### YOUR INSTRUCTIONS
Copy every line of the records below where the word "name" occurs.

### ROWS
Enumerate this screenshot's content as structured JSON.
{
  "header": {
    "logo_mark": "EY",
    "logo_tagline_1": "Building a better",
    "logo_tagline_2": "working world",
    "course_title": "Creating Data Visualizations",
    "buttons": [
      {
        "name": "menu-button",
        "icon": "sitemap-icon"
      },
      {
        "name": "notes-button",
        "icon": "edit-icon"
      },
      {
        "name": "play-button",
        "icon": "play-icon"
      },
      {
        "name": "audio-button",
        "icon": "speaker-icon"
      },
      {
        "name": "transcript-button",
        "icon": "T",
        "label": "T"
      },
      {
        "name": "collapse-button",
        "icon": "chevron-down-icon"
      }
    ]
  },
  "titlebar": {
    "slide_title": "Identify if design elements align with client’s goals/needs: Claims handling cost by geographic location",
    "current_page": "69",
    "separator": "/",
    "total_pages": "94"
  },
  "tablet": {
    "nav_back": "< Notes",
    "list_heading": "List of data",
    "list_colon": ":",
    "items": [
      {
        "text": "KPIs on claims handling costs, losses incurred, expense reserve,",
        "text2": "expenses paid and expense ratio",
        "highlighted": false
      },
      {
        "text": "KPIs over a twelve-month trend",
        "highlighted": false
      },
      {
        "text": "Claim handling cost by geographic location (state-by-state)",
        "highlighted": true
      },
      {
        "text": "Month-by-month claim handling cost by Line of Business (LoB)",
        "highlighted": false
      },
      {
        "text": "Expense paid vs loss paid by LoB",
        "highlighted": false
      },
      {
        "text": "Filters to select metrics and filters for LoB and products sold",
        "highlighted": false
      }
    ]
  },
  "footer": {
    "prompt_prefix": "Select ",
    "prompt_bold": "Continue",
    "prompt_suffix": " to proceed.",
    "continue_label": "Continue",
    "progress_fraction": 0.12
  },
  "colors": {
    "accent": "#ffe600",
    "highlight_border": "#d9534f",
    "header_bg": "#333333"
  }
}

### SOLUTION TO THIS PROBLEM
        "name": "menu-button",
        "name": "notes-button",
        "name": "play-button",
        "name": "audio-button",
        "name": "transcript-button",
        "name": "collapse-button",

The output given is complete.